## begin Exercise materials
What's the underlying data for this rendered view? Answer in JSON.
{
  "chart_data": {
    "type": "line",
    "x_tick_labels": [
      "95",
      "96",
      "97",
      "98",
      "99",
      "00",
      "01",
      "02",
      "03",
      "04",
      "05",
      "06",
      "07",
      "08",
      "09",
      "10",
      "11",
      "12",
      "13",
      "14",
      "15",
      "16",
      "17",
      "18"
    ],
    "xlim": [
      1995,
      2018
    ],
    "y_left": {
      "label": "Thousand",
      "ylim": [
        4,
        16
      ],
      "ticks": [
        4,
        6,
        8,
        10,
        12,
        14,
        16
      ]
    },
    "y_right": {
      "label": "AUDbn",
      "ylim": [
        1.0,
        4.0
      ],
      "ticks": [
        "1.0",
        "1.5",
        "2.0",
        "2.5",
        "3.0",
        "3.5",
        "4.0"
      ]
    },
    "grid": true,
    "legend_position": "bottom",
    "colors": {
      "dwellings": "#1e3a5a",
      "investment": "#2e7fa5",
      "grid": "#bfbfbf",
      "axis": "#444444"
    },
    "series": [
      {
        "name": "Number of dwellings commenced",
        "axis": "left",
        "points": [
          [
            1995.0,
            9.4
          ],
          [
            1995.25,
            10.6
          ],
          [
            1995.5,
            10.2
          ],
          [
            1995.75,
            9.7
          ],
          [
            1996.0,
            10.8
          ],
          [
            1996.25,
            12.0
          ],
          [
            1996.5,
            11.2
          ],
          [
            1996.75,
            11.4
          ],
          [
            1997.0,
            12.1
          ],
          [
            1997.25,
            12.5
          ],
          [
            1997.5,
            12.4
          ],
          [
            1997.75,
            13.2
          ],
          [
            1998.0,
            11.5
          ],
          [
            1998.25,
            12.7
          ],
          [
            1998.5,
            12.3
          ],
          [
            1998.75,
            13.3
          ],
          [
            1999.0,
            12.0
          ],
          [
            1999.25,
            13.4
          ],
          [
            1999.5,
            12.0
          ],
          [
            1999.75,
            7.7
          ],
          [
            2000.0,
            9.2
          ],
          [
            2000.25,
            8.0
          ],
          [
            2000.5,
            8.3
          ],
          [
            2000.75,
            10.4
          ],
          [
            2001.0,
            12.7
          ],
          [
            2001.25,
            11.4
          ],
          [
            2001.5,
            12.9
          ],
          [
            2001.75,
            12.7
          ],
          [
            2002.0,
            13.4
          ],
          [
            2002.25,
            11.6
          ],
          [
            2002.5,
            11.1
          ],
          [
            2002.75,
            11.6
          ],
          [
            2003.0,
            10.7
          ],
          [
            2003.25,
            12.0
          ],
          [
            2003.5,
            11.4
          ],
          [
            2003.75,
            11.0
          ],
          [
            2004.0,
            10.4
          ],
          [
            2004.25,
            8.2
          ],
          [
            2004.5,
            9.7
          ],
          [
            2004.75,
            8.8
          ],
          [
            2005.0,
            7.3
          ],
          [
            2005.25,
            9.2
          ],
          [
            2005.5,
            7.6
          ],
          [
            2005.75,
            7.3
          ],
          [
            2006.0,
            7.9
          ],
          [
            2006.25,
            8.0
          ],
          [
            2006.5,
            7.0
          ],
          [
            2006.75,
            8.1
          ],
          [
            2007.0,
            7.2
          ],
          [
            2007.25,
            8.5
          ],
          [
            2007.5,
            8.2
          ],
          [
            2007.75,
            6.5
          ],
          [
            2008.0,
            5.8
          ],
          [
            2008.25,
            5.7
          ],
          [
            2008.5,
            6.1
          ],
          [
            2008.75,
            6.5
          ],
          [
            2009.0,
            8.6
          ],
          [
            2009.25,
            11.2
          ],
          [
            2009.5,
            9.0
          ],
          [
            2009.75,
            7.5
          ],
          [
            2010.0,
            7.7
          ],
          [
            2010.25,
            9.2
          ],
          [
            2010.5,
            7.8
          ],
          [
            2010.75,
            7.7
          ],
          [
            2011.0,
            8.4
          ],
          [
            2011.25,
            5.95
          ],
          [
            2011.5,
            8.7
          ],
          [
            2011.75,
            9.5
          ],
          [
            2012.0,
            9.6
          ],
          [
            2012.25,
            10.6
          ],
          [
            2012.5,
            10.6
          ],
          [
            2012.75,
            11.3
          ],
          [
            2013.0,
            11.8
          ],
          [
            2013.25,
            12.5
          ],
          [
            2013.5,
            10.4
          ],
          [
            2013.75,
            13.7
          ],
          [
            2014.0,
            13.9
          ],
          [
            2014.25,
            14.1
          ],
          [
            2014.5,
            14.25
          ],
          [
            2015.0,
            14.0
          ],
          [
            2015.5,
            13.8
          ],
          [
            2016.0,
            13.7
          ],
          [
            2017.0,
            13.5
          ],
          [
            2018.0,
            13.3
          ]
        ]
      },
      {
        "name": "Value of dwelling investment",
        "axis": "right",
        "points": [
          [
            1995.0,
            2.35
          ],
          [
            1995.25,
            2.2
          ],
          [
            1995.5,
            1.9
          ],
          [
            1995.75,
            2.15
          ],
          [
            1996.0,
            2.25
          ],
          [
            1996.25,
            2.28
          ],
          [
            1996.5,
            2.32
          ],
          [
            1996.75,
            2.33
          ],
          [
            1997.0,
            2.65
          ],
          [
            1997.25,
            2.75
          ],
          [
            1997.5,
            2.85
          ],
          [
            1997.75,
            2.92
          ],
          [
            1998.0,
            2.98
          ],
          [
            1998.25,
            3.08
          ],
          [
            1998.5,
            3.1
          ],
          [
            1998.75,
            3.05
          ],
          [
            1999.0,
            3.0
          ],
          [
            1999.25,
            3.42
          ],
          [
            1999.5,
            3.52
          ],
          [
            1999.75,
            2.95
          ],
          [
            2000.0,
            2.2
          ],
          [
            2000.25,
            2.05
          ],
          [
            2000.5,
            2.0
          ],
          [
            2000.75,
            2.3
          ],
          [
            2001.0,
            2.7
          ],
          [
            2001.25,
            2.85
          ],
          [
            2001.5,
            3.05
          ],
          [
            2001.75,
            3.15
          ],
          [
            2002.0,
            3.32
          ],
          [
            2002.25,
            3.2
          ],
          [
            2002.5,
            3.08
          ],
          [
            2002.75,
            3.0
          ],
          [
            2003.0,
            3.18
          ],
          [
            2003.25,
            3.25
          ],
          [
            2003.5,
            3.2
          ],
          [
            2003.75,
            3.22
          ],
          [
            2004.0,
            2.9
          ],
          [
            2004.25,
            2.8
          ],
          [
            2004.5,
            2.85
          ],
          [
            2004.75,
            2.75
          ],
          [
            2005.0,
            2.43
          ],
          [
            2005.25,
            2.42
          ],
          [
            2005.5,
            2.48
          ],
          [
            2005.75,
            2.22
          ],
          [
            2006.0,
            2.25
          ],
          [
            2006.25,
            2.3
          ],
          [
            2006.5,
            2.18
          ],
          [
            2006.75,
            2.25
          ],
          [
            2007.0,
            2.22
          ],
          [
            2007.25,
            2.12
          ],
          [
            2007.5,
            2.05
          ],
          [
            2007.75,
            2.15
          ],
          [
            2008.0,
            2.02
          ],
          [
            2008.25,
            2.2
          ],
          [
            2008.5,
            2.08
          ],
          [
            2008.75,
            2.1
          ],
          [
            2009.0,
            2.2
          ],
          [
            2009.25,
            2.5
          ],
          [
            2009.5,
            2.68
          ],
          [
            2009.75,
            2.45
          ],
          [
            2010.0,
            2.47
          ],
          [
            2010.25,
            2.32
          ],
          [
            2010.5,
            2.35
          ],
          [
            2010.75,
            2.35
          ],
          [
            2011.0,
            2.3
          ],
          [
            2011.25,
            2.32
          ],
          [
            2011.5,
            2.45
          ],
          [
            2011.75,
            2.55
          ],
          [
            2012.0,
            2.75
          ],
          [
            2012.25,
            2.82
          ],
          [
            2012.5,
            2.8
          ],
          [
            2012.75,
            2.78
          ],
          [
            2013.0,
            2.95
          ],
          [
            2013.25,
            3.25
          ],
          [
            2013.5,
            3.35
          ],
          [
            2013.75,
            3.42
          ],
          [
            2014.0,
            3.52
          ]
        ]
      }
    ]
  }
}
## end Exercise materials
#### Stated exercise:
Looking at the material above, count the lines that hold "investment" and give the total alone.

#### Correct response:
2